[Stored data entries]

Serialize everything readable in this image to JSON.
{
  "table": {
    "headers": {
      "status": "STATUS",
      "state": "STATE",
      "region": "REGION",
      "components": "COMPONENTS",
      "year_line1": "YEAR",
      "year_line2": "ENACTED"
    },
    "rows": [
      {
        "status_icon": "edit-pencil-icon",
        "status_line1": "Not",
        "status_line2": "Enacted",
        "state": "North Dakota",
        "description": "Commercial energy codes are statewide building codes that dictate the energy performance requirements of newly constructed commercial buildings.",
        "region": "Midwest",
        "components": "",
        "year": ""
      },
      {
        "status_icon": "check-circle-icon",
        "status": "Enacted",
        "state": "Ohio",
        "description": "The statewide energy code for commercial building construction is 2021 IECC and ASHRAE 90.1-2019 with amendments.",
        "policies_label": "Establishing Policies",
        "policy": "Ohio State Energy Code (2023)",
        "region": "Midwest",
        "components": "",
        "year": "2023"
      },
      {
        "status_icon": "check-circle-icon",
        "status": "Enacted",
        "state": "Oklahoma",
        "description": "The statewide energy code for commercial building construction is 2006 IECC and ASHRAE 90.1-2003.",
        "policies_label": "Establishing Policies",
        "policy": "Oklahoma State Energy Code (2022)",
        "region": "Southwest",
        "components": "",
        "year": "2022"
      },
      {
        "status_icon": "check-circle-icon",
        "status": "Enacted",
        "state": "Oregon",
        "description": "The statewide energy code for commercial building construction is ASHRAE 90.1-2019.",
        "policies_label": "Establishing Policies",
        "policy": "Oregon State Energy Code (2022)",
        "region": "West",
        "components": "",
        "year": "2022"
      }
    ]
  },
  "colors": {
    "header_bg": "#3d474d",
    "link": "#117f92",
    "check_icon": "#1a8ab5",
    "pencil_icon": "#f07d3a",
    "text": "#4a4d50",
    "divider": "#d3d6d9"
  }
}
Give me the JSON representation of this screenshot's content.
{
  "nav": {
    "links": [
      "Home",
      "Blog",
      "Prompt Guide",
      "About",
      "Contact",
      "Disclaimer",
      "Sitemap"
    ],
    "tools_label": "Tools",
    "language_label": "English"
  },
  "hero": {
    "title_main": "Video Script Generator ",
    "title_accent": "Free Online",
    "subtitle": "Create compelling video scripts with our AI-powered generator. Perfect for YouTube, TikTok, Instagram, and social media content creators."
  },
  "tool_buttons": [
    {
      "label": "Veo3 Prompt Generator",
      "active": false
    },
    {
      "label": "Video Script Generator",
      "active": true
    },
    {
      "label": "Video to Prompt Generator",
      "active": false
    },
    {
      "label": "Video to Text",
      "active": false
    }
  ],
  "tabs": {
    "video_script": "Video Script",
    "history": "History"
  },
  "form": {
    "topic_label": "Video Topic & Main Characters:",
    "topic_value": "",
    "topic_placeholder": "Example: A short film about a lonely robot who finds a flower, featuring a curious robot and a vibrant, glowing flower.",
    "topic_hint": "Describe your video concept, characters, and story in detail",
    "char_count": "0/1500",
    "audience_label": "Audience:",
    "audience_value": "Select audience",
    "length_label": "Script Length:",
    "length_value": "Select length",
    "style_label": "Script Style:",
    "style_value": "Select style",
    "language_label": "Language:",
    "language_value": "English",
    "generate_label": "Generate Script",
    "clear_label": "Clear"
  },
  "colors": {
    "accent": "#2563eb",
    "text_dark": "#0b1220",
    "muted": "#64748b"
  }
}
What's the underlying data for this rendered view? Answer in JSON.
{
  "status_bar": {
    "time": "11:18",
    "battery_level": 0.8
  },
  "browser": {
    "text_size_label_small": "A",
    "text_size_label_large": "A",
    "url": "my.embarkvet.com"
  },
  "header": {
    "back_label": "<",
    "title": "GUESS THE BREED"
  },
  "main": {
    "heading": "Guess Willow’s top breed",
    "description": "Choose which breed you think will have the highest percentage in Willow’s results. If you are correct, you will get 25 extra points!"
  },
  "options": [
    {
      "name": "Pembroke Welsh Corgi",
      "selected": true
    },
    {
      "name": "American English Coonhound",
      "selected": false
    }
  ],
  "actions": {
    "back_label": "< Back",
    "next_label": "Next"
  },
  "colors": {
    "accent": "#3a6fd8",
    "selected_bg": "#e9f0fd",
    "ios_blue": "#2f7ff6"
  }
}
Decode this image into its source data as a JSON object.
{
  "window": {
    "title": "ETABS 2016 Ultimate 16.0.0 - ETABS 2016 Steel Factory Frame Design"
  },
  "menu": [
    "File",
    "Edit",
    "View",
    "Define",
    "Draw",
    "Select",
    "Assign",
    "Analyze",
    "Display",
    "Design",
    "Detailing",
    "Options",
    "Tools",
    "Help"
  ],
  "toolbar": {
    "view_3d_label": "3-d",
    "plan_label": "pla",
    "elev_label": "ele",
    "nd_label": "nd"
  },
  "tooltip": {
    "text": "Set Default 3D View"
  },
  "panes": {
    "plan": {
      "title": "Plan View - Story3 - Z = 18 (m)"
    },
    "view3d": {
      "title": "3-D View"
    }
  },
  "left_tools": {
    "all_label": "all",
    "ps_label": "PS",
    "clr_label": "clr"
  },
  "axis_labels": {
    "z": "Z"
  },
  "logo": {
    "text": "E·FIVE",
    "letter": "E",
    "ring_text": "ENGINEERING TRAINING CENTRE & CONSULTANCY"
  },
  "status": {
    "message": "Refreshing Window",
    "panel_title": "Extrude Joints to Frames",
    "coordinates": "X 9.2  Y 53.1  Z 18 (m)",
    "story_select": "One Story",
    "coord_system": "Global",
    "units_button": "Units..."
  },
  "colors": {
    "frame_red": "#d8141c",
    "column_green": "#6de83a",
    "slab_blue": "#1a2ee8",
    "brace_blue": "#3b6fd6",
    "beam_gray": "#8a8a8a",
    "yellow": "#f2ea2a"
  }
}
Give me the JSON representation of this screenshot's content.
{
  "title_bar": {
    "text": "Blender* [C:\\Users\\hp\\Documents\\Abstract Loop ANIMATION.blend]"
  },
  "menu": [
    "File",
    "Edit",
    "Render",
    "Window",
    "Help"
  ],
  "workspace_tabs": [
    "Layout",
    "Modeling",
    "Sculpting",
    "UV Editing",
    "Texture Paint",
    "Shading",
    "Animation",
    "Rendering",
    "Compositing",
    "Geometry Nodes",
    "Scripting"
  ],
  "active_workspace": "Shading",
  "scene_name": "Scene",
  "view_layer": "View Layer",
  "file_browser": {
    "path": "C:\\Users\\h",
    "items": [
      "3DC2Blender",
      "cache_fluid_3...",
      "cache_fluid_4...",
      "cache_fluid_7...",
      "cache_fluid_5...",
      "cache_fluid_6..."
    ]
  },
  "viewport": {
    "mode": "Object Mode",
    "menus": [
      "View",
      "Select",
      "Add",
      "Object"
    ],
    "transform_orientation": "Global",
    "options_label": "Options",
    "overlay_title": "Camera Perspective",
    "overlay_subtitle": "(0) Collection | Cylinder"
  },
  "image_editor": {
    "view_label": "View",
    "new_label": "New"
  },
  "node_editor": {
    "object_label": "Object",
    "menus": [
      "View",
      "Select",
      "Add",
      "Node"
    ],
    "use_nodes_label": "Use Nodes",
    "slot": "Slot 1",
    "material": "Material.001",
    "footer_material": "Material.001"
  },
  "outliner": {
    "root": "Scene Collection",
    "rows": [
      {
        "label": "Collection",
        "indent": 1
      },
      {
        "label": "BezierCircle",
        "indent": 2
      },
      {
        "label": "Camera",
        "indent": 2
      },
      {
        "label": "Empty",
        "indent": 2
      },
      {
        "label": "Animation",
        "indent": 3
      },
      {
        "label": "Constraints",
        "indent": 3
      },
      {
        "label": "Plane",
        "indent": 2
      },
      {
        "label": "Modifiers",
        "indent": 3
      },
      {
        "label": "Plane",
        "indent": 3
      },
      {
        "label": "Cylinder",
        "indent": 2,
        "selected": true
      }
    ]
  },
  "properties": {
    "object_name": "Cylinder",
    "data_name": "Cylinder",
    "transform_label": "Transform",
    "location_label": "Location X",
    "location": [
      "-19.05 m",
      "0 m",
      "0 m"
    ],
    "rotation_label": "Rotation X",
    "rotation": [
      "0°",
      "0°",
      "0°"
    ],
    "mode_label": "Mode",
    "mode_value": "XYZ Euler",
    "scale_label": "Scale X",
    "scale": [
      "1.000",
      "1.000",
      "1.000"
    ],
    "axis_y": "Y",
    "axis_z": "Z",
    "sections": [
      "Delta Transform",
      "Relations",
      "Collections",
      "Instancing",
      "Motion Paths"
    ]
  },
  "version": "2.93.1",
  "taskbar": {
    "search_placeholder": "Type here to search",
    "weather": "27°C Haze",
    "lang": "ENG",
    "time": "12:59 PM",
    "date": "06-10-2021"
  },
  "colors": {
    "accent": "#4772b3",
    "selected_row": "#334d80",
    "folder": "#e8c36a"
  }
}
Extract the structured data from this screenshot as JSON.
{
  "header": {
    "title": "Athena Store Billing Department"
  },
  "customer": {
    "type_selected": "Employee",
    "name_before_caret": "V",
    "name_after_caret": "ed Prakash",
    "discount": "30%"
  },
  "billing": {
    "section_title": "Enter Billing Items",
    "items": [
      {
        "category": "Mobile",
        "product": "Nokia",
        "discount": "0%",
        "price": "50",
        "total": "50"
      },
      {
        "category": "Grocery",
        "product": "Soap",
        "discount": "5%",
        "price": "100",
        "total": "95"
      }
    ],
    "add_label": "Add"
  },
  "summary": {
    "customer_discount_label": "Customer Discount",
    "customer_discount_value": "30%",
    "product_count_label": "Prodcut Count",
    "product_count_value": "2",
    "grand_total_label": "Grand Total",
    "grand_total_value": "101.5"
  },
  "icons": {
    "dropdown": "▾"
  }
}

■ EXERCISE
Your answer should be one number: the count of lines in the data above that include the word "Camera".

■ TASK RESULT
2